COMPLETE THE FOLLOWING
a) In the HybOff text, which platform was used to simulate the offloading strategies?
b) Write out the stretch of the HybOff text from "Limitations and future" through "scenarios within a single cell.", word for word.

These findings align with existing literature that underscores the effectiveness of dynamic offloading as a strategy for LB in FC. However, our study further demonstrates the viability of incorporating classical static offloading into modern network design. These results mark the first direct demonstration of this hybrid approach, offering valuable insights for future research in FC.

Limitations and future directions

Despite the promising findings, this study has identified two potential limitations:

  • High-load scenarios: HybOff may not operate efficiently in scenarios with a substantial load within a single cell. When all computing nodes in a cell reach their utilization limits, the "disabOff()" function activates, leading to offloading processes across cells or to the cloud, which may introduce undesired consequences such as network congestion and distant offloading. Future research should explore sustainable solutions for high-load scenarios within a single cell.

  • Metric selection: While HybOff uses CPU load and network state as reference metrics to assess fog server loads, it does not consider other server metrics like memory usage and energy consumption. Future investigations could consider a more comprehensive set of metrics for a nuanced assessment.

Implications

These findings have both theoretical and practical implications. Reviving the use of static offloading techniques, previously deemed impractical in modern network design, emerges as a critical consideration. Additionally, adopting approaches like HybOff in industrial computing platforms may help reduce unnecessary network expansion and enhance system performance. In conclusion, HybOff offers a robust and efficient computing environment for fog systems, outperforming prevalent dynamic algorithms and providing valuable theoretical and practical insights for LB in FC scenarios. Future research can build on these insights to address the identified limitations and further advance the field of FC.

Conclusion

This work aimed to enhance the performance of critical applications in large-scale fog networks by introducing a novel algorithm named "HybOff". HybOff represents an LB offloading technique that adeptly harnesses the benefits of both static and dynamic offloading methods, resulting in substantial performance improvements for time-sensitive applications, regardless of network scale. The offloading strategies generated by each algorithm in this investigation were simulated utilizing the iFogSim platform. Through a comparative analysis of diverse metrics encompassing resource utilization, load distribution, and system performance, we discerned the merits and demerits of each approach. The outcomes of these algorithms affirm that, irrespective of network size, HybOff consistently fulfills the requisites of Application Service Dependencies (ASD).

Furthermore, the experimental results strongly corroborate the efficacy of HybOff. It demonstrates a notable reduction in the volume of offloading messages, distance traversed, and the repercussions of offloading decisions. These outcomes effectively mitigate the inherent deficiencies encountered in traditional offloading techniques. Notably, the proposed algorithm enhances LB by an impressive 97%, a substantial improvement compared to the 64% and 88% achieved by SoA and PoA, respectively. Moreover, it elevates the average system utilization rate by 50% and enhances system performance by 1.6 times and 1.4 times compared to SoA and PoA, respectively.

THE DATA
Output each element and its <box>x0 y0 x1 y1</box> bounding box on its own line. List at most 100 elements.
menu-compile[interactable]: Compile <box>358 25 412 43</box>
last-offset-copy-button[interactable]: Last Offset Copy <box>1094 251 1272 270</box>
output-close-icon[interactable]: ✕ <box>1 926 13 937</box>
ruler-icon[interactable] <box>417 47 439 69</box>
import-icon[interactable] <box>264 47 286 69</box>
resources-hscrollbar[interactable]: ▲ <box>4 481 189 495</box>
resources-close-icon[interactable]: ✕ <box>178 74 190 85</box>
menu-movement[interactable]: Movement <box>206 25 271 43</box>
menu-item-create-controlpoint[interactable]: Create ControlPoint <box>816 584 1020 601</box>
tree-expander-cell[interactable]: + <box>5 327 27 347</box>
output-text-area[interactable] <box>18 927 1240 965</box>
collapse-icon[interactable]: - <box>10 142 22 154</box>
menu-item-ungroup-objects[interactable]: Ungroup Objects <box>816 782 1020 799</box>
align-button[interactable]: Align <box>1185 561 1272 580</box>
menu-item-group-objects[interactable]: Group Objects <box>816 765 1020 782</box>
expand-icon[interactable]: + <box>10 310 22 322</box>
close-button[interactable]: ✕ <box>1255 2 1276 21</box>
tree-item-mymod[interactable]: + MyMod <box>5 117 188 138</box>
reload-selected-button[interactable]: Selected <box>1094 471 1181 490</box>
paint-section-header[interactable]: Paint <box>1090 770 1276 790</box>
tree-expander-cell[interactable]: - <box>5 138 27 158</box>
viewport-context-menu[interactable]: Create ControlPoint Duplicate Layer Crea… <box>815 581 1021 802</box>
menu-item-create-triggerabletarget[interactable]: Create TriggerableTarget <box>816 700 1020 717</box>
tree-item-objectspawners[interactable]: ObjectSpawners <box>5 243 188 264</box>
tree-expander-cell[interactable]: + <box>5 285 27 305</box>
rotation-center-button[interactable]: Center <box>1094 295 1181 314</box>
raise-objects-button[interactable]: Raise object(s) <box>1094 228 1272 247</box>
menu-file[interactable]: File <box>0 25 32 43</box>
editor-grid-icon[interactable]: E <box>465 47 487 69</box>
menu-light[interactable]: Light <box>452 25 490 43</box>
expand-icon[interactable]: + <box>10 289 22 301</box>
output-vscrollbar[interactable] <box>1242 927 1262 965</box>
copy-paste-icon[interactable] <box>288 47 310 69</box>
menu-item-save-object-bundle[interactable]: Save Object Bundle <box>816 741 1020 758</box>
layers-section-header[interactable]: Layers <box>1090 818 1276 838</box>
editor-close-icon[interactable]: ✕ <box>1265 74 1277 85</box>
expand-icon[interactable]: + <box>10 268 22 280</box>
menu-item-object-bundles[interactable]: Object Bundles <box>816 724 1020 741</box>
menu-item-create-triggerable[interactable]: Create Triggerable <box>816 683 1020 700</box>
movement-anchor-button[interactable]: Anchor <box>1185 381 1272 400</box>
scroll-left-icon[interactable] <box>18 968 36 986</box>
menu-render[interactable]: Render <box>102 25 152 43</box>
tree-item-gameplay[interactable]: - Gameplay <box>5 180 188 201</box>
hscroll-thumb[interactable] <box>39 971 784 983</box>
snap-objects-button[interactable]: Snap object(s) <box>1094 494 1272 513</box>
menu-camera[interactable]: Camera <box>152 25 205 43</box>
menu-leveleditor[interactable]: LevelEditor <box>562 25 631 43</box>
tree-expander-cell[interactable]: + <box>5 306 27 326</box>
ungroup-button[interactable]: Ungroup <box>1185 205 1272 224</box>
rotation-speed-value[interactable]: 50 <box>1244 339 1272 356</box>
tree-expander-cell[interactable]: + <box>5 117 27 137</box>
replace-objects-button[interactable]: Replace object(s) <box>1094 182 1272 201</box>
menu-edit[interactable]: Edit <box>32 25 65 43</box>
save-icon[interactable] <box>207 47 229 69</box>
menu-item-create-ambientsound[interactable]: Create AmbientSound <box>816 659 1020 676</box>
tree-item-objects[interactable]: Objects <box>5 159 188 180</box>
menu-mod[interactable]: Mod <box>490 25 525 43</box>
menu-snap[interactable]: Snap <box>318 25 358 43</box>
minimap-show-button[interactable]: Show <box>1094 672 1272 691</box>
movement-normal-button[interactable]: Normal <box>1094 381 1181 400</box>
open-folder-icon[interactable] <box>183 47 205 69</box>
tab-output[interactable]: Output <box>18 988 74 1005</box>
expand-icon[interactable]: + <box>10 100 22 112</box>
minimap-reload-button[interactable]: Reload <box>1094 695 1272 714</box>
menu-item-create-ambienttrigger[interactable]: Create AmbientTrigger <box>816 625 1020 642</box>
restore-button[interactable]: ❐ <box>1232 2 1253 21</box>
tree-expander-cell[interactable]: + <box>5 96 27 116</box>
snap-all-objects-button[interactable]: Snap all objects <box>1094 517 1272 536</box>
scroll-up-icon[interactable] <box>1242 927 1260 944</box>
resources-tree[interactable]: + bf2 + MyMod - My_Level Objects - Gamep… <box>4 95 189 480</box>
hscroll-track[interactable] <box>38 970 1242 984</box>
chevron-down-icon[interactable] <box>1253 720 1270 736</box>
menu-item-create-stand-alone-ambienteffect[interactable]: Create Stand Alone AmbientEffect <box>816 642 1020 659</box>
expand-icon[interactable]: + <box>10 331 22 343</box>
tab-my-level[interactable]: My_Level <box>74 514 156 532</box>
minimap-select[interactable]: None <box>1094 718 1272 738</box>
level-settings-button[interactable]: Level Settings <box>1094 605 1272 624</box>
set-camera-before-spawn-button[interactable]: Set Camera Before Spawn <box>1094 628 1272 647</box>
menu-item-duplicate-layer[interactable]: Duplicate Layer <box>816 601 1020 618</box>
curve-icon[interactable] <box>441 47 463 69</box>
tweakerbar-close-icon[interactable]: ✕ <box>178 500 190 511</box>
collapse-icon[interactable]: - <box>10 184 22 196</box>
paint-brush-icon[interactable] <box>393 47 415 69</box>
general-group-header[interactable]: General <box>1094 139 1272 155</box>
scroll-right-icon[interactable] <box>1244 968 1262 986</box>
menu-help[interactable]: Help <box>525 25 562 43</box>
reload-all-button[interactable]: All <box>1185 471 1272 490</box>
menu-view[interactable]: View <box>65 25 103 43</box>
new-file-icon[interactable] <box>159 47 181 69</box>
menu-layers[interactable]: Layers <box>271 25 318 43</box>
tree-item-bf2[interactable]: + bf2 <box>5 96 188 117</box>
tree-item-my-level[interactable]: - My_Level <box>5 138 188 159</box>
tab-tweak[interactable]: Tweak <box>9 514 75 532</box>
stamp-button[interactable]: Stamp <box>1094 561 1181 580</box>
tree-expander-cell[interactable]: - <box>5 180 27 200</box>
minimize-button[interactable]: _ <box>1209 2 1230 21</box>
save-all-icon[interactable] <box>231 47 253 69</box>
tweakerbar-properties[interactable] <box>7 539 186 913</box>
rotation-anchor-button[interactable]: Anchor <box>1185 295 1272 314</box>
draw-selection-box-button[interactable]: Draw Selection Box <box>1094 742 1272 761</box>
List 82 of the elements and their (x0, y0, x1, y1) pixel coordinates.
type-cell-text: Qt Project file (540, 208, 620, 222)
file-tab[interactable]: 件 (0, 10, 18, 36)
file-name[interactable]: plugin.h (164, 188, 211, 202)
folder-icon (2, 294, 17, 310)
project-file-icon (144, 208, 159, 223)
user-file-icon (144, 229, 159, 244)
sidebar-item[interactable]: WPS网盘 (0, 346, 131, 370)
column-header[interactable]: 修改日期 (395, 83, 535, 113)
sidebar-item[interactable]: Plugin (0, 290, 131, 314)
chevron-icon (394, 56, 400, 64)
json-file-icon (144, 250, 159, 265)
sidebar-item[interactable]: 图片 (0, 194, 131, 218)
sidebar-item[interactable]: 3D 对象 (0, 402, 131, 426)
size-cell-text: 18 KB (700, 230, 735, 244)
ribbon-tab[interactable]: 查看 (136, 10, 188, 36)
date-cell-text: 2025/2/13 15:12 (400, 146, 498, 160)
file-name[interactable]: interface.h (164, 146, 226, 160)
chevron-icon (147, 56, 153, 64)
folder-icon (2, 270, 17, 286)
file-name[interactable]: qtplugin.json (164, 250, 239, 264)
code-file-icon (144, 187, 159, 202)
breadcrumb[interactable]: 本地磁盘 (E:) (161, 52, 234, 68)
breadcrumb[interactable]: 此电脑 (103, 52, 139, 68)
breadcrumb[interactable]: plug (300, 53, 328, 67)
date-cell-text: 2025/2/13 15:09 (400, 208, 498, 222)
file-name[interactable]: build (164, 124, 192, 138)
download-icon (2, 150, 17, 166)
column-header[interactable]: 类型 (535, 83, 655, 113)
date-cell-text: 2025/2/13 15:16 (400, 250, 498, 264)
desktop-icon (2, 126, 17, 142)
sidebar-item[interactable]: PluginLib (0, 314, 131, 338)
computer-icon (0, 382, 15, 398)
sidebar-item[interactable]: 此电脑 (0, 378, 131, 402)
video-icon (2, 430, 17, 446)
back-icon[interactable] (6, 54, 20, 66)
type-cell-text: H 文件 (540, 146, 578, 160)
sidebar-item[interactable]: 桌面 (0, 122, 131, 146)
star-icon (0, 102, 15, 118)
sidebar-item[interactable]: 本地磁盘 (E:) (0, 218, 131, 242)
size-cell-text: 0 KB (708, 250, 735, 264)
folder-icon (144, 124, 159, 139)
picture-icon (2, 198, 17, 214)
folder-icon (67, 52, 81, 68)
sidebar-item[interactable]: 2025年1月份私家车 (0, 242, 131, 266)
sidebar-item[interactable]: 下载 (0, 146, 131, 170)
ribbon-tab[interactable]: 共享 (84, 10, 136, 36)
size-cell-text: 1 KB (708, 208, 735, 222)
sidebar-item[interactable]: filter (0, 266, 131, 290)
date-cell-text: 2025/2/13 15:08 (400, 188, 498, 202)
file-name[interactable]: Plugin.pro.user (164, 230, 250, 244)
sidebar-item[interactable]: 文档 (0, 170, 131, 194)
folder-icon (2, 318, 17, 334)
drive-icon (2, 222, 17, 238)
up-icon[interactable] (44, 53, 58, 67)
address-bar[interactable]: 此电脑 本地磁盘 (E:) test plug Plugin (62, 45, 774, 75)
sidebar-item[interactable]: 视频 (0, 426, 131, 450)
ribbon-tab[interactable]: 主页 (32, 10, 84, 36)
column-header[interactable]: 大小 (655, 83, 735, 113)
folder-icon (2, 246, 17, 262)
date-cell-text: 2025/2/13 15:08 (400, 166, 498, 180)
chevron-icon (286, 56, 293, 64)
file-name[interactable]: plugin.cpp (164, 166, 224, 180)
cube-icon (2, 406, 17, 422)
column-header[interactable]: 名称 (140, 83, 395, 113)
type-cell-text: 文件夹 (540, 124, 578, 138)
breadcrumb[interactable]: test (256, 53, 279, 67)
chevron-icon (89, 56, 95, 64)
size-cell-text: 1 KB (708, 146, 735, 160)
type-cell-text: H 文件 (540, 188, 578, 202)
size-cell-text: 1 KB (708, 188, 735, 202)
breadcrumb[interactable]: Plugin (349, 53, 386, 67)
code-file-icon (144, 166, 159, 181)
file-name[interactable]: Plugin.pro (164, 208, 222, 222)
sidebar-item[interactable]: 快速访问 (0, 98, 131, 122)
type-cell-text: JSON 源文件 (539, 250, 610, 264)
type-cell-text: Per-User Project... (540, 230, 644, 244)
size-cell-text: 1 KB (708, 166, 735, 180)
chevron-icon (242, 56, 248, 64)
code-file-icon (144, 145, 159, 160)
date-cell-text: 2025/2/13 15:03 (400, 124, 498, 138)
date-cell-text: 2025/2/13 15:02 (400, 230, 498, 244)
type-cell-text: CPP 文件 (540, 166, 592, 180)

ANSWERS TO EACH TASK
a) The iFogSim platform.

b)
Limitations and future directions

Despite the promising findings, this study has identified two potential limitations:

  • High-load scenarios: HybOff may not operate efficiently in scenarios with a substantial load within a single cell. When all computing nodes in a cell reach their utilization limits, the "disabOff()" function activates, leading to offloading processes across cells or to the cloud, which may introduce undesired consequences such as network congestion and distant offloading. Future research should explore sustainable solutions for high-load scenarios within a single cell.